Stored entries>
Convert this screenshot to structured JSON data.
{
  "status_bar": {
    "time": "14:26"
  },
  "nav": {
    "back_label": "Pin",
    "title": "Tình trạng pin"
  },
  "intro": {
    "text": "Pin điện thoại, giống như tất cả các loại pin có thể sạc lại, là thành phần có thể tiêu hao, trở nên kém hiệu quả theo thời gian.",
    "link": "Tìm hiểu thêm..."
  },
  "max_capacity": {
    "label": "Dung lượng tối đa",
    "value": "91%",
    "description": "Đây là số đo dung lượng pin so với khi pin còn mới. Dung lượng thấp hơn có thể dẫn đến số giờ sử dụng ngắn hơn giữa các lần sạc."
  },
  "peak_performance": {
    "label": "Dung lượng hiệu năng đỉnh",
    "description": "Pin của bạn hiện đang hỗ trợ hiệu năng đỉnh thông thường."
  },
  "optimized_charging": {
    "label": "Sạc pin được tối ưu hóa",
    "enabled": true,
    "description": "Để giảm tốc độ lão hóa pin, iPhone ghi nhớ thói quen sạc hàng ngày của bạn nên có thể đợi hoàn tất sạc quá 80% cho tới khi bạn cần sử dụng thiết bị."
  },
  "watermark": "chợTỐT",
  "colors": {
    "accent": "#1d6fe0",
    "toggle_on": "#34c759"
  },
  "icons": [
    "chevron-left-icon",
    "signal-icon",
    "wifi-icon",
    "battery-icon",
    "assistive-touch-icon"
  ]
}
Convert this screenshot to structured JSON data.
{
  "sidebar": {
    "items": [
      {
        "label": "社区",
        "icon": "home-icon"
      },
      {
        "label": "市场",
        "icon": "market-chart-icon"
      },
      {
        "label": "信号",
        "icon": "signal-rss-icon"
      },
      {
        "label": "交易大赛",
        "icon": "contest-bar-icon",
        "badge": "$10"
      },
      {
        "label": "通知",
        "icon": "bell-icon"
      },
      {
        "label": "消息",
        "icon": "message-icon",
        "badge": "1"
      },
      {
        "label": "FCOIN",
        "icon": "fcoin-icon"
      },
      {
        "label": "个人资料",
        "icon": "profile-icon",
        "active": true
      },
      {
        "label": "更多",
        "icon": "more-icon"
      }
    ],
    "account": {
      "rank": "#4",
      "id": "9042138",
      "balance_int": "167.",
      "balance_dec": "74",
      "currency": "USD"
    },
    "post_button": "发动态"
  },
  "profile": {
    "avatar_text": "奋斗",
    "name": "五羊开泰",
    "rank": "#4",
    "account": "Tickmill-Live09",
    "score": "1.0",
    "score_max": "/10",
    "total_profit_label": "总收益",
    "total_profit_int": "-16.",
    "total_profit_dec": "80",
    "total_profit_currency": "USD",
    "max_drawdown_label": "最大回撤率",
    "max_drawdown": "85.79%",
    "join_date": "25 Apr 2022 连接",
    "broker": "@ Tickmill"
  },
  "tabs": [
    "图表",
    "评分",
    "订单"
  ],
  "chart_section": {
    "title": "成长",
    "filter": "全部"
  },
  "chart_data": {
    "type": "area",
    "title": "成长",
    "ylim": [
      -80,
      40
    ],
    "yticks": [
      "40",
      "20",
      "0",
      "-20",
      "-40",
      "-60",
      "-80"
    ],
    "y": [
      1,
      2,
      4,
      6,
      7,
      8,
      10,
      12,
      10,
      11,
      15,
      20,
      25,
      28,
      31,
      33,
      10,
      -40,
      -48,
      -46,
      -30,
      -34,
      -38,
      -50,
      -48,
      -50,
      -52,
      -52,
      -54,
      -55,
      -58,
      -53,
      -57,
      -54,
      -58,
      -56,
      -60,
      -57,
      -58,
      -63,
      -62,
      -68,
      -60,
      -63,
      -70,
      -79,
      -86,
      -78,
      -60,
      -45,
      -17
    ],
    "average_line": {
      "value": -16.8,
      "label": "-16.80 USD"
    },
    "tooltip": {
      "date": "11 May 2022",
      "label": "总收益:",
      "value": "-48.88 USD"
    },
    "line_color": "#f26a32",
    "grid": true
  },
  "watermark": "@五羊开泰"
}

GOAL>
In the records above, find the lines containing "năng" and copy them.

SOLUTION FOR THIS PROBLEM>
    "label": "Dung lượng hiệu năng đỉnh",
    "description": "Pin của bạn hiện đang hỗ trợ hiệu năng đỉnh thông thường."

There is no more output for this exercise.